(Recorded data)
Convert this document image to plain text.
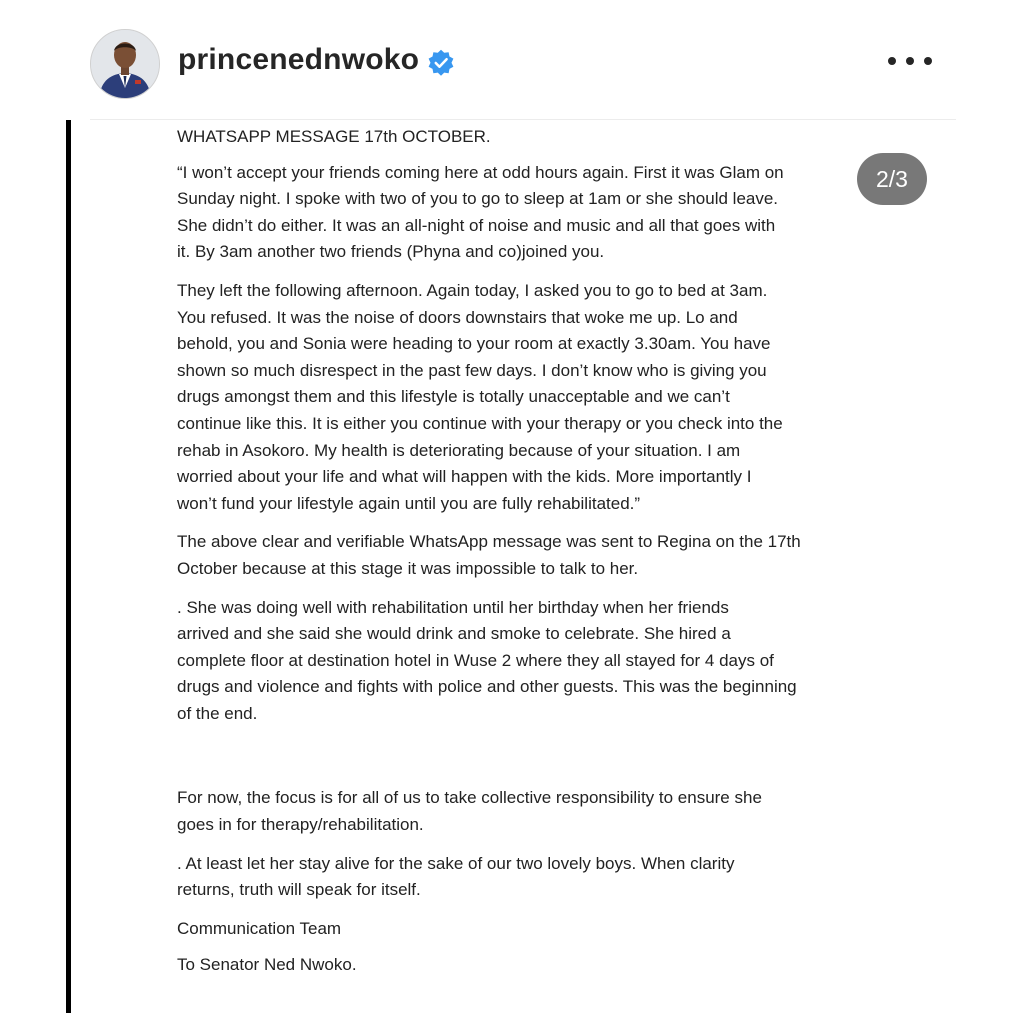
princenednwoko
WHATSAPP MESSAGE 17th OCTOBER.
“I won’t accept your friends coming here at odd hours again. First it was Glam on
Sunday night. I spoke with two of you to go to sleep at 1am or she should leave.
She didn’t do either. It was an all-night of noise and music and all that goes with
it. By 3am another two friends (Phyna and co)joined you.
They left the following afternoon. Again today, I asked you to go to bed at 3am.
You refused. It was the noise of doors downstairs that woke me up. Lo and
behold, you and Sonia were heading to your room at exactly 3.30am. You have
shown so much disrespect in the past few days. I don’t know who is giving you
drugs amongst them and this lifestyle is totally unacceptable and we can’t
continue like this. It is either you continue with your therapy or you check into the
rehab in Asokoro. My health is deteriorating because of your situation. I am
worried about your life and what will happen with the kids. More importantly I
won’t fund your lifestyle again until you are fully rehabilitated.”
The above clear and verifiable WhatsApp message was sent to Regina on the 17th
October because at this stage it was impossible to talk to her.
. She was doing well with rehabilitation until her birthday when her friends
arrived and she said she would drink and smoke to celebrate. She hired a
complete floor at destination hotel in Wuse 2 where they all stayed for 4 days of
drugs and violence and fights with police and other guests. This was the beginning
of the end.
For now, the focus is for all of us to take collective responsibility to ensure she
goes in for therapy/rehabilitation.
. At least let her stay alive for the sake of our two lovely boys. When clarity
returns, truth will speak for itself.
Communication Team
To Senator Ned Nwoko.
2/3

**Goal of the exercise:**
Write out the entries above word for word. Do not include the pictures.

**Output below:**
Convert this document image to plain text.
princenednwoko
WHATSAPP MESSAGE 17th OCTOBER.
“I won’t accept your friends coming here at odd hours again. First it was Glam on
Sunday night. I spoke with two of you to go to sleep at 1am or she should leave.
She didn’t do either. It was an all-night of noise and music and all that goes with
it. By 3am another two friends (Phyna and co)joined you.
They left the following afternoon. Again today, I asked you to go to bed at 3am.
You refused. It was the noise of doors downstairs that woke me up. Lo and
behold, you and Sonia were heading to your room at exactly 3.30am. You have
shown so much disrespect in the past few days. I don’t know who is giving you
drugs amongst them and this lifestyle is totally unacceptable and we can’t
continue like this. It is either you continue with your therapy or you check into the
rehab in Asokoro. My health is deteriorating because of your situation. I am
worried about your life and what will happen with the kids. More importantly I
won’t fund your lifestyle again until you are fully rehabilitated.”
The above clear and verifiable WhatsApp message was sent to Regina on the 17th
October because at this stage it was impossible to talk to her.
. She was doing well with rehabilitation until her birthday when her friends
arrived and she said she would drink and smoke to celebrate. She hired a
complete floor at destination hotel in Wuse 2 where they all stayed for 4 days of
drugs and violence and fights with police and other guests. This was the beginning
of the end.
For now, the focus is for all of us to take collective responsibility to ensure she
goes in for therapy/rehabilitation.
. At least let her stay alive for the sake of our two lovely boys. When clarity
returns, truth will speak for itself.
Communication Team
To Senator Ned Nwoko.
2/3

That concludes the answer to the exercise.